##### Texto citado #####

Aquí solo hay algo que nos ofende más que las mentiras de Ayuso: los babosos
Javier
F. Ferrero 
Hay
algo profundamente podrido en una sociedad donde un hombre puede
lanzar comentarios sexuales hacia una mujer en un acto institucional
y seguir siendo invitado a platós, tertulias o mítines. Bertrand
Ndongo, el activista de Vox que ha convertido el odio en oficio, ha
cruzado otra línea —aunque para él no existan— al publicar una
foto con Isabel Díaz Ayuso acompañada del texto: “Madre mía cómo
está @IdiazAyuso 
.
Ya me podéis decir lo que queráis, pero la tía está como un
tren”.
No es humor. No es libertad de expresión. Es machismo descarnado, explícito, y legitimado por un entorno político y mediático que lo tolera mientras se golpea el pecho hablando de “valores”. Lo ha hecho en pleno desfile del 12 de octubre, mientras los tanques desfilaban por la Castellana y el poder aplaudía su propio reflejo.
La escena es grotesca: un acto de Estado convertido en escaparate de testosterona y servilismo. Y lo más grave no es el tuit de un misógino más, sino el silencio posterior de su partido, de los medios y de la propia Ayuso, que ni se dio por aludida. Porque en el fondo, el machismo de los suyos no la ofende tanto como las críticas de sus adversarias.
La ultraderecha ha hecho del acoso y la humillación su lenguaje natural. Si no pueden insultar a las mujeres por ser feministas, lo harán por su cuerpo. Son el reflejo más nítido de una masculinidad en descomposición, incapaz de entender que el deseo no es un arma política ni un chiste.
EL PATRIARCADO NO TIENE BANDO
Bertrand Ndongo no es un caso aislado. Es parte de una maquinaria que lleva años normalizando el desprecio hacia las mujeres en todos los frentes. Lo hizo cuando insultó a la comunicadora LalaChus, llamándola “foca” por aparecer en televisión. Lo repitió cuando escribió sobre la activista Sarah Santaolalla frases que rozan el acoso sexual: “Si la tetona y su novio quieren un trío conmigo, solo tienen que pedirlo”. Y lo hará de nuevo, porque el sistema lo protege.

##### Datos mostrados #####

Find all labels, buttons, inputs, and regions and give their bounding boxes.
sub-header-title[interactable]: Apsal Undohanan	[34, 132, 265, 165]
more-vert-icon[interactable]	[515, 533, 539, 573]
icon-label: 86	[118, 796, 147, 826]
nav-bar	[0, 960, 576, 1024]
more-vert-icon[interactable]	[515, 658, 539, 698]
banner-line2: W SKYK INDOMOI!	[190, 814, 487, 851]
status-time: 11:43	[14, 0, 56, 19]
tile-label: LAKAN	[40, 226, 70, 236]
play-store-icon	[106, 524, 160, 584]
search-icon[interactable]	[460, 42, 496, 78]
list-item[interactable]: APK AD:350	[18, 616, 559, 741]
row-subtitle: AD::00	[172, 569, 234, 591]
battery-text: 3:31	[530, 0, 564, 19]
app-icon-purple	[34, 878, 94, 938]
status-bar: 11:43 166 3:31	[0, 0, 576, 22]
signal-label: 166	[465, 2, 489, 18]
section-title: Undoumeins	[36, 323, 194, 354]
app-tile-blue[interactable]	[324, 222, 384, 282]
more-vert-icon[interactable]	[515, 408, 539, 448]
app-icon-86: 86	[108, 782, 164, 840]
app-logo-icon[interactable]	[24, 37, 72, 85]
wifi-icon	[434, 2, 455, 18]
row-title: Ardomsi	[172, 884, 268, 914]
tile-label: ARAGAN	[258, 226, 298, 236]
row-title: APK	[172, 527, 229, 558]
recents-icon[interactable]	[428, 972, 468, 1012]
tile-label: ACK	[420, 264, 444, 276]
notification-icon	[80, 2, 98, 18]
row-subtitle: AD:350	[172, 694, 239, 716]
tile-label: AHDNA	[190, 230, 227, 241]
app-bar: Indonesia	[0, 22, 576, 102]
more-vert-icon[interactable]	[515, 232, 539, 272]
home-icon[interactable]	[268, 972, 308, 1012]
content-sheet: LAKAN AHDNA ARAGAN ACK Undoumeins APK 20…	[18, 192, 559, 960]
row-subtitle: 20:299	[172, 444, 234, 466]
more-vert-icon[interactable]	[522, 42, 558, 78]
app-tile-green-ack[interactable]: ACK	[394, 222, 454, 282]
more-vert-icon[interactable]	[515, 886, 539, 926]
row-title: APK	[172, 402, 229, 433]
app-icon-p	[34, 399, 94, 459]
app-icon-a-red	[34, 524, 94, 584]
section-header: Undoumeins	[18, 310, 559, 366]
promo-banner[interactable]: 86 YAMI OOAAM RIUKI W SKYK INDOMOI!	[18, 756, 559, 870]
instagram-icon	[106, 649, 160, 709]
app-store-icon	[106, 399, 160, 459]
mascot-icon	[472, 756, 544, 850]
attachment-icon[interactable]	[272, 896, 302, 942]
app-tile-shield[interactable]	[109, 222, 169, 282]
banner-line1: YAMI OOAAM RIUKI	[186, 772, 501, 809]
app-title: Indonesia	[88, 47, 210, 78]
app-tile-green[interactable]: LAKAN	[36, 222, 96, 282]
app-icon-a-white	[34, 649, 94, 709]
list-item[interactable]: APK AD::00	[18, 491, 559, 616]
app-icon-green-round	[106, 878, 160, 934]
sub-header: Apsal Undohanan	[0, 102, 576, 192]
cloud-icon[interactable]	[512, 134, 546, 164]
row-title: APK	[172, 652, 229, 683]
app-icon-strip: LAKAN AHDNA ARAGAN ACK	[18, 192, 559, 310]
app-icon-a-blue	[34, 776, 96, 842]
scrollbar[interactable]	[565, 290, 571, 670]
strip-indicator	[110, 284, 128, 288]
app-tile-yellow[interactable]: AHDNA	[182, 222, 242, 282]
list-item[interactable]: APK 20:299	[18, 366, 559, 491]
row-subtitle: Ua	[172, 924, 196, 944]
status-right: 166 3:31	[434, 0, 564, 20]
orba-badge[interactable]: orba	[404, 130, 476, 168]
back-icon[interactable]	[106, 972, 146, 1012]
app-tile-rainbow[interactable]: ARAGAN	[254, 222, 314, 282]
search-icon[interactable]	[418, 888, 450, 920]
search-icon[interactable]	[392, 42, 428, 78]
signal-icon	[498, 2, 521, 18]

#####

*Preguntas:*
[a] En el artículo sobre Bertrand Ndongo, ¿durante qué acto publicó el comentario sobre Isabel Díaz Ayuso?
[b] Escribe la continuación del artículo sobre Bertrand Ndongo a partir de su última frase.

*Soluciones del ejercicio:*
[a] Durante el desfile del 12 de octubre.

[b]
El machismo no es patrimonio de un partido: es un método de control social. Cuando lo ejerce la ultraderecha, se reviste de chascarrillo; cuando lo ejecutan los opinadores de siempre, se llama “polémica”. La diferencia es que todos beben de la misma fuente: un patriarcado que premia al agresor y calla a la víctima.
Lo que indigna no es solo la frase, sino el contexto: una mujer convertida en objeto por un hombre que se presenta como defensor de la patria. Esa misma patria que invisibiliza a las enfermeras, a las periodistas, a las juezas y a todas las que no caben en su idea de “España viril”.
Ndongo representa al baboso con micrófono, al que se siente con derecho a opinar sobre cuerpos ajenos porque se sabe impune. Pero también representa algo más amplio: un modelo de masculinidad autoritaria y colonial, que confunde virilidad con poder y deseo con dominación.
La pregunta no es por qué lo hace él, sino por qué se le permite hacerlo. Por qué la ultraderecha puede llamar “tetona” a una mujer y seguir siendo tratada como una opción política respetable. Por qué los grandes medios citan sus tuits como “polémicos” en lugar de denunciarlos como lo que son: violencia machista mediática.
El problema no es que Ndongo babee. Es que el sistema le limpia la baba.